Dataset records on visual material.
-- Start --

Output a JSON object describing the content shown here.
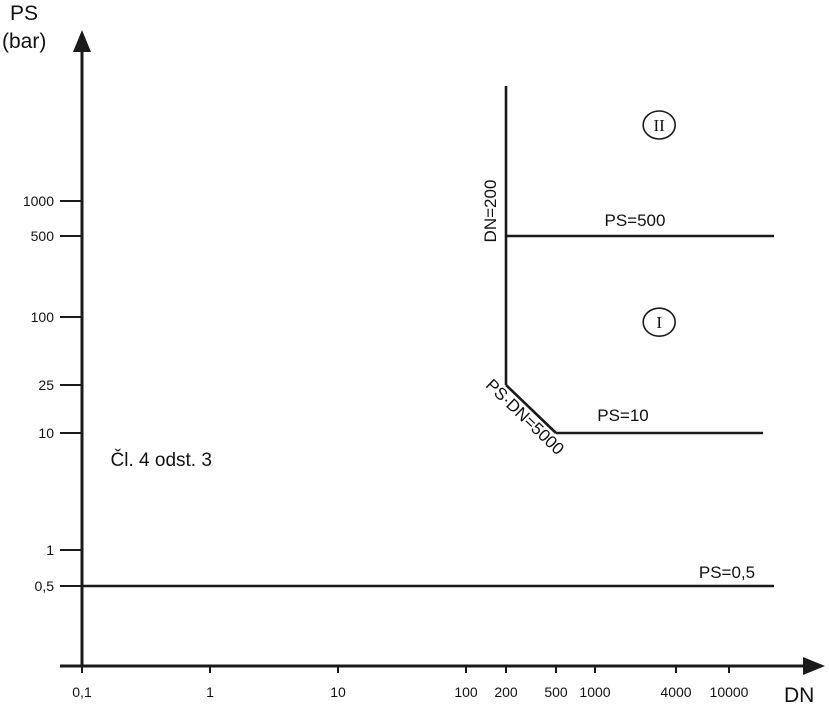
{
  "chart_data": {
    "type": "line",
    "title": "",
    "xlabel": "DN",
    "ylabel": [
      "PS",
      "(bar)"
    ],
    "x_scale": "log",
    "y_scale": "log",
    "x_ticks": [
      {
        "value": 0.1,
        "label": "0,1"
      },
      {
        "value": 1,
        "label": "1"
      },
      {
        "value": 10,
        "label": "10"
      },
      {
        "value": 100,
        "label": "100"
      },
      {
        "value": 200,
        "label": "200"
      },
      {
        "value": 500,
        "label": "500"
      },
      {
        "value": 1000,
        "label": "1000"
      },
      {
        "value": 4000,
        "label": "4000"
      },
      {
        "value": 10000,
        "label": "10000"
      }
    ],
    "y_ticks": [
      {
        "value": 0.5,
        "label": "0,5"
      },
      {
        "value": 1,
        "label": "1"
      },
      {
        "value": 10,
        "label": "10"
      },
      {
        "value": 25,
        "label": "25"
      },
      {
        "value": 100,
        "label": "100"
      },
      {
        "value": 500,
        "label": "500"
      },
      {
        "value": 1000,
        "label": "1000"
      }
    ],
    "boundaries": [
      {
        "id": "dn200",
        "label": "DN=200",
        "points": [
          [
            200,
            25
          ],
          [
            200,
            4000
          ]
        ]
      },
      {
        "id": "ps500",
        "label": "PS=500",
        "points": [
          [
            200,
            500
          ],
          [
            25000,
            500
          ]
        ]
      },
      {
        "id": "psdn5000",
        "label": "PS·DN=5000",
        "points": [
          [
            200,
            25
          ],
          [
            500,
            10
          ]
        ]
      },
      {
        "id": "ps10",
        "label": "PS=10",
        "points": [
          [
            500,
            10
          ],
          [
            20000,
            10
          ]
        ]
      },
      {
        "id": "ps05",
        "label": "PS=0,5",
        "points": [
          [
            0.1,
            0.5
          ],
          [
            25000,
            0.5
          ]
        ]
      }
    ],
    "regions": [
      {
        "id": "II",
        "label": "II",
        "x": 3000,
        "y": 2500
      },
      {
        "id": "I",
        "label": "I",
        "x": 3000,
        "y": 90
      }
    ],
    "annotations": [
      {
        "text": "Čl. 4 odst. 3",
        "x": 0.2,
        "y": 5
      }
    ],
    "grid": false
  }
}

-- End --

YOUR OBJECTIVE. Copy the material above in full and exactly, skipping pictures.

THE SOLUTION.
Output a JSON object describing the content shown here.
{
  "chart_data": {
    "type": "line",
    "title": "",
    "xlabel": "DN",
    "ylabel": [
      "PS",
      "(bar)"
    ],
    "x_scale": "log",
    "y_scale": "log",
    "x_ticks": [
      {
        "value": 0.1,
        "label": "0,1"
      },
      {
        "value": 1,
        "label": "1"
      },
      {
        "value": 10,
        "label": "10"
      },
      {
        "value": 100,
        "label": "100"
      },
      {
        "value": 200,
        "label": "200"
      },
      {
        "value": 500,
        "label": "500"
      },
      {
        "value": 1000,
        "label": "1000"
      },
      {
        "value": 4000,
        "label": "4000"
      },
      {
        "value": 10000,
        "label": "10000"
      }
    ],
    "y_ticks": [
      {
        "value": 0.5,
        "label": "0,5"
      },
      {
        "value": 1,
        "label": "1"
      },
      {
        "value": 10,
        "label": "10"
      },
      {
        "value": 25,
        "label": "25"
      },
      {
        "value": 100,
        "label": "100"
      },
      {
        "value": 500,
        "label": "500"
      },
      {
        "value": 1000,
        "label": "1000"
      }
    ],
    "boundaries": [
      {
        "id": "dn200",
        "label": "DN=200",
        "points": [
          [
            200,
            25
          ],
          [
            200,
            4000
          ]
        ]
      },
      {
        "id": "ps500",
        "label": "PS=500",
        "points": [
          [
            200,
            500
          ],
          [
            25000,
            500
          ]
        ]
      },
      {
        "id": "psdn5000",
        "label": "PS·DN=5000",
        "points": [
          [
            200,
            25
          ],
          [
            500,
            10
          ]
        ]
      },
      {
        "id": "ps10",
        "label": "PS=10",
        "points": [
          [
            500,
            10
          ],
          [
            20000,
            10
          ]
        ]
      },
      {
        "id": "ps05",
        "label": "PS=0,5",
        "points": [
          [
            0.1,
            0.5
          ],
          [
            25000,
            0.5
          ]
        ]
      }
    ],
    "regions": [
      {
        "id": "II",
        "label": "II",
        "x": 3000,
        "y": 2500
      },
      {
        "id": "I",
        "label": "I",
        "x": 3000,
        "y": 90
      }
    ],
    "annotations": [
      {
        "text": "Čl. 4 odst. 3",
        "x": 0.2,
        "y": 5
      }
    ],
    "grid": false
  }
}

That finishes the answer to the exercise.